Extracted records:
•••••

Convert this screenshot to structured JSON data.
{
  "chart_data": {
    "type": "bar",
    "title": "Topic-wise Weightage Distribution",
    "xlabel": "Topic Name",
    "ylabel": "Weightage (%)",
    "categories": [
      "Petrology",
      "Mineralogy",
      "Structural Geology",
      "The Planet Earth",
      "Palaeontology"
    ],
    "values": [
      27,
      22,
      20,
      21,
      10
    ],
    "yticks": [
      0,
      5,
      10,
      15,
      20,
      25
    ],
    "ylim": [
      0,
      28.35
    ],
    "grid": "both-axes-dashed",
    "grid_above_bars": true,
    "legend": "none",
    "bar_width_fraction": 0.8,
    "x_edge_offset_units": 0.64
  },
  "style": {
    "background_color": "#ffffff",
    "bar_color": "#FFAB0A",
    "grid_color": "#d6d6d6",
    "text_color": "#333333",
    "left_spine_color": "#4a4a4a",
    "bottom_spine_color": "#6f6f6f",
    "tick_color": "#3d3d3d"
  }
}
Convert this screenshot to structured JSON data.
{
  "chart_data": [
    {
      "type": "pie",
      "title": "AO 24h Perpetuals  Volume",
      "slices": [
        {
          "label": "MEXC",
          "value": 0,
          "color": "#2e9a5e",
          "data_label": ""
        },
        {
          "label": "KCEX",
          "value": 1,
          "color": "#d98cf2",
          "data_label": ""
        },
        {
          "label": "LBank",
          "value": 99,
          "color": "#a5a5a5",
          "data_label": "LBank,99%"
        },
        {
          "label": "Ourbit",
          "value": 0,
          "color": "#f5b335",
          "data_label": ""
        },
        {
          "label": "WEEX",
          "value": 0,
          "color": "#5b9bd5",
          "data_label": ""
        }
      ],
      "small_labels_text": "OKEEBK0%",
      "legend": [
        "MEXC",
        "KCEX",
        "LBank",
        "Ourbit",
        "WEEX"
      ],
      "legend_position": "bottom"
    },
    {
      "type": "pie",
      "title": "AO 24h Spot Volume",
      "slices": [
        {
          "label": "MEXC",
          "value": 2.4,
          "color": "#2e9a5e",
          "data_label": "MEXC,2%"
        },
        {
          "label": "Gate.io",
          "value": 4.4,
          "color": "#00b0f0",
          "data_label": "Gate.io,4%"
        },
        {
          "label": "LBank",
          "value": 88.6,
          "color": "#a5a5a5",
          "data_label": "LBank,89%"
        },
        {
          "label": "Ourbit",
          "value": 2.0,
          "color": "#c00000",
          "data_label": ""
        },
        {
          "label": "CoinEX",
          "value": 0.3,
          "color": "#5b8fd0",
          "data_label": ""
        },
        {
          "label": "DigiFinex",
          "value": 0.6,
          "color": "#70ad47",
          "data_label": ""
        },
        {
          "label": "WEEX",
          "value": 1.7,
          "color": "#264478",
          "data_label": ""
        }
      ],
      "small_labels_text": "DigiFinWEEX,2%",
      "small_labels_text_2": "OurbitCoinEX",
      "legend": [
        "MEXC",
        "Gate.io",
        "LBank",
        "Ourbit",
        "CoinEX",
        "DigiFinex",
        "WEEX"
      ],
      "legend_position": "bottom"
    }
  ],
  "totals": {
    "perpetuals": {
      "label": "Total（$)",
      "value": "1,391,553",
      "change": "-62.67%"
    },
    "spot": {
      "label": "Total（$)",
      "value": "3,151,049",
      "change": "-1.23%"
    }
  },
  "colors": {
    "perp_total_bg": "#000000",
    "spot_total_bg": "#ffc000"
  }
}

•••••

WRITTEN REQUEST:
Nothing but a number is needed here: how many lines hold the string "title"?

RESULT FOR THIS TASK:
3